INSTRUCTIONS FOR THE TASK:
Write out the entries below once more, exactly, with the pictures left out.

++++++++

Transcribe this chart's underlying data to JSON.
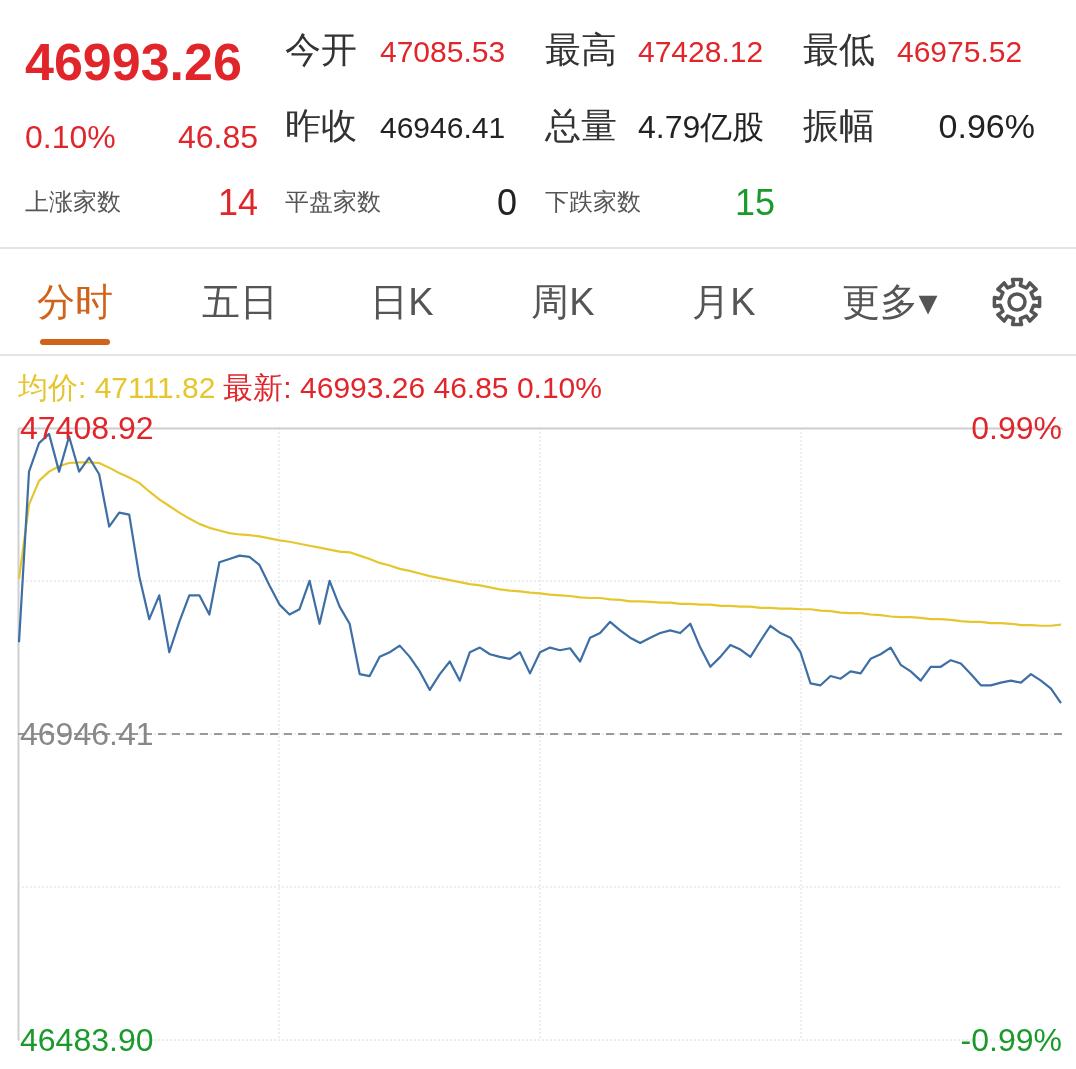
{
  "chart_data": {
    "type": "line",
    "title": "46993.26",
    "annotations": [
      "0.10%",
      "46.85",
      "今开",
      "47085.53",
      "最高",
      "47428.12",
      "最低",
      "46975.52",
      "昨收",
      "46946.41",
      "总量",
      "4.79亿股",
      "振幅",
      "0.96%",
      "上涨家数",
      "14",
      "平盘家数",
      "0",
      "下跌家数",
      "15",
      "分时",
      "五日",
      "日K",
      "周K",
      "月K",
      "更多▾",
      "最新: 46993.26 46.85 0.10%"
    ],
    "categories": [
      null,
      null,
      null,
      null,
      null,
      null,
      null,
      null,
      null,
      null,
      null,
      null,
      null,
      null,
      null,
      null,
      null,
      null,
      null,
      null,
      null,
      null,
      null,
      null,
      null,
      null,
      null,
      null,
      null,
      null,
      null,
      null,
      null,
      null,
      null,
      null,
      null,
      null,
      null,
      null,
      null,
      null,
      null,
      null,
      null,
      null,
      null,
      null,
      null,
      null,
      null,
      null,
      null,
      null,
      null,
      null,
      null,
      null,
      null,
      null,
      null,
      null,
      null,
      null,
      null,
      null,
      null,
      null,
      null,
      null,
      null,
      null,
      null,
      null,
      null,
      null,
      null,
      null,
      null,
      null,
      null,
      null,
      null,
      null,
      null,
      null,
      null,
      null,
      null,
      null,
      null,
      null,
      null,
      null,
      null,
      null,
      null,
      null,
      null,
      null,
      null,
      null,
      null,
      null,
      null
    ],
    "series": [
      {
        "name": "均价: 47111.82",
        "color": "#e6c62e",
        "values": [
          47181,
          47293,
          47329,
          47343,
          47351,
          47356,
          47357,
          47357,
          47356,
          47349,
          47341,
          47334,
          47326,
          47313,
          47301,
          47291,
          47281,
          47272,
          47264,
          47258,
          47254,
          47250,
          47248,
          47247,
          47245,
          47242,
          47239,
          47237,
          47234,
          47231,
          47228,
          47225,
          47222,
          47221,
          47216,
          47211,
          47205,
          47201,
          47196,
          47193,
          47189,
          47185,
          47182,
          47179,
          47176,
          47173,
          47171,
          47168,
          47165,
          47163,
          47162,
          47160,
          47159,
          47157,
          47156,
          47155,
          47153,
          47152,
          47152,
          47150,
          47149,
          47147,
          47147,
          47146,
          47145,
          47145,
          47143,
          47143,
          47142,
          47142,
          47140,
          47140,
          47139,
          47139,
          47137,
          47137,
          47136,
          47136,
          47135,
          47135,
          47133,
          47132,
          47130,
          47129,
          47129,
          47127,
          47126,
          47124,
          47123,
          47123,
          47122,
          47120,
          47120,
          47119,
          47117,
          47116,
          47116,
          47114,
          47114,
          47113,
          47111,
          47111,
          47110,
          47110,
          47111.82
        ]
      },
      {
        "color": "#3d6fa5",
        "values": [
          47085,
          47343,
          47386,
          47400,
          47343,
          47396,
          47343,
          47364,
          47339,
          47260,
          47281,
          47278,
          47185,
          47120,
          47156,
          47070,
          47116,
          47156,
          47156,
          47127,
          47206,
          47211,
          47216,
          47214,
          47202,
          47171,
          47142,
          47127,
          47135,
          47178,
          47113,
          47178,
          47139,
          47113,
          47037,
          47034,
          47063,
          47070,
          47080,
          47063,
          47041,
          47013,
          47037,
          47056,
          47027,
          47070,
          47077,
          47067,
          47063,
          47060,
          47070,
          47038,
          47070,
          47077,
          47073,
          47076,
          47056,
          47092,
          47099,
          47116,
          47103,
          47092,
          47084,
          47092,
          47099,
          47103,
          47099,
          47113,
          47077,
          47048,
          47063,
          47081,
          47074,
          47063,
          47087,
          47110,
          47099,
          47092,
          47070,
          47023,
          47020,
          47034,
          47030,
          47041,
          47038,
          47060,
          47067,
          47077,
          47051,
          47041,
          47027,
          47048,
          47048,
          47058,
          47053,
          47037,
          47020,
          47020,
          47024,
          47027,
          47024,
          47037,
          47027,
          47015,
          46993.26
        ]
      }
    ],
    "ylim": [
      46483.9,
      47408.92
    ],
    "yticks": [
      {
        "value": 46483.9,
        "label": "46483.90"
      },
      {
        "value": 46715.16,
        "label": null
      },
      {
        "value": 46946.41,
        "label": "46946.41"
      },
      {
        "value": 47177.67,
        "label": null
      },
      {
        "value": 47408.92,
        "label": "47408.92"
      }
    ],
    "y2lim": [
      -0.99,
      0.99
    ],
    "y2ticks": [
      {
        "value": -0.99,
        "label": "-0.99%"
      },
      {
        "value": 0.99,
        "label": "0.99%"
      }
    ],
    "ref_lines": [
      {
        "axis": "y",
        "value": 46946.41,
        "color": "#999999",
        "line_style": "dashed"
      }
    ],
    "grid": true,
    "legend": "top left",
    "marker": "none",
    "line_style": "solid"
  }
}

++++++++

WRITTEN ANSWER:
Transcribe this chart's underlying data to JSON.
{
  "chart_data": {
    "type": "line",
    "title": "46993.26",
    "annotations": [
      "0.10%",
      "46.85",
      "今开",
      "47085.53",
      "最高",
      "47428.12",
      "最低",
      "46975.52",
      "昨收",
      "46946.41",
      "总量",
      "4.79亿股",
      "振幅",
      "0.96%",
      "上涨家数",
      "14",
      "平盘家数",
      "0",
      "下跌家数",
      "15",
      "分时",
      "五日",
      "日K",
      "周K",
      "月K",
      "更多▾",
      "最新: 46993.26 46.85 0.10%"
    ],
    "categories": [
      null,
      null,
      null,
      null,
      null,
      null,
      null,
      null,
      null,
      null,
      null,
      null,
      null,
      null,
      null,
      null,
      null,
      null,
      null,
      null,
      null,
      null,
      null,
      null,
      null,
      null,
      null,
      null,
      null,
      null,
      null,
      null,
      null,
      null,
      null,
      null,
      null,
      null,
      null,
      null,
      null,
      null,
      null,
      null,
      null,
      null,
      null,
      null,
      null,
      null,
      null,
      null,
      null,
      null,
      null,
      null,
      null,
      null,
      null,
      null,
      null,
      null,
      null,
      null,
      null,
      null,
      null,
      null,
      null,
      null,
      null,
      null,
      null,
      null,
      null,
      null,
      null,
      null,
      null,
      null,
      null,
      null,
      null,
      null,
      null,
      null,
      null,
      null,
      null,
      null,
      null,
      null,
      null,
      null,
      null,
      null,
      null,
      null,
      null,
      null,
      null,
      null,
      null,
      null,
      null
    ],
    "series": [
      {
        "name": "均价: 47111.82",
        "color": "#e6c62e",
        "values": [
          47181,
          47293,
          47329,
          47343,
          47351,
          47356,
          47357,
          47357,
          47356,
          47349,
          47341,
          47334,
          47326,
          47313,
          47301,
          47291,
          47281,
          47272,
          47264,
          47258,
          47254,
          47250,
          47248,
          47247,
          47245,
          47242,
          47239,
          47237,
          47234,
          47231,
          47228,
          47225,
          47222,
          47221,
          47216,
          47211,
          47205,
          47201,
          47196,
          47193,
          47189,
          47185,
          47182,
          47179,
          47176,
          47173,
          47171,
          47168,
          47165,
          47163,
          47162,
          47160,
          47159,
          47157,
          47156,
          47155,
          47153,
          47152,
          47152,
          47150,
          47149,
          47147,
          47147,
          47146,
          47145,
          47145,
          47143,
          47143,
          47142,
          47142,
          47140,
          47140,
          47139,
          47139,
          47137,
          47137,
          47136,
          47136,
          47135,
          47135,
          47133,
          47132,
          47130,
          47129,
          47129,
          47127,
          47126,
          47124,
          47123,
          47123,
          47122,
          47120,
          47120,
          47119,
          47117,
          47116,
          47116,
          47114,
          47114,
          47113,
          47111,
          47111,
          47110,
          47110,
          47111.82
        ]
      },
      {
        "color": "#3d6fa5",
        "values": [
          47085,
          47343,
          47386,
          47400,
          47343,
          47396,
          47343,
          47364,
          47339,
          47260,
          47281,
          47278,
          47185,
          47120,
          47156,
          47070,
          47116,
          47156,
          47156,
          47127,
          47206,
          47211,
          47216,
          47214,
          47202,
          47171,
          47142,
          47127,
          47135,
          47178,
          47113,
          47178,
          47139,
          47113,
          47037,
          47034,
          47063,
          47070,
          47080,
          47063,
          47041,
          47013,
          47037,
          47056,
          47027,
          47070,
          47077,
          47067,
          47063,
          47060,
          47070,
          47038,
          47070,
          47077,
          47073,
          47076,
          47056,
          47092,
          47099,
          47116,
          47103,
          47092,
          47084,
          47092,
          47099,
          47103,
          47099,
          47113,
          47077,
          47048,
          47063,
          47081,
          47074,
          47063,
          47087,
          47110,
          47099,
          47092,
          47070,
          47023,
          47020,
          47034,
          47030,
          47041,
          47038,
          47060,
          47067,
          47077,
          47051,
          47041,
          47027,
          47048,
          47048,
          47058,
          47053,
          47037,
          47020,
          47020,
          47024,
          47027,
          47024,
          47037,
          47027,
          47015,
          46993.26
        ]
      }
    ],
    "ylim": [
      46483.9,
      47408.92
    ],
    "yticks": [
      {
        "value": 46483.9,
        "label": "46483.90"
      },
      {
        "value": 46715.16,
        "label": null
      },
      {
        "value": 46946.41,
        "label": "46946.41"
      },
      {
        "value": 47177.67,
        "label": null
      },
      {
        "value": 47408.92,
        "label": "47408.92"
      }
    ],
    "y2lim": [
      -0.99,
      0.99
    ],
    "y2ticks": [
      {
        "value": -0.99,
        "label": "-0.99%"
      },
      {
        "value": 0.99,
        "label": "0.99%"
      }
    ],
    "ref_lines": [
      {
        "axis": "y",
        "value": 46946.41,
        "color": "#999999",
        "line_style": "dashed"
      }
    ],
    "grid": true,
    "legend": "top left",
    "marker": "none",
    "line_style": "solid"
  }
}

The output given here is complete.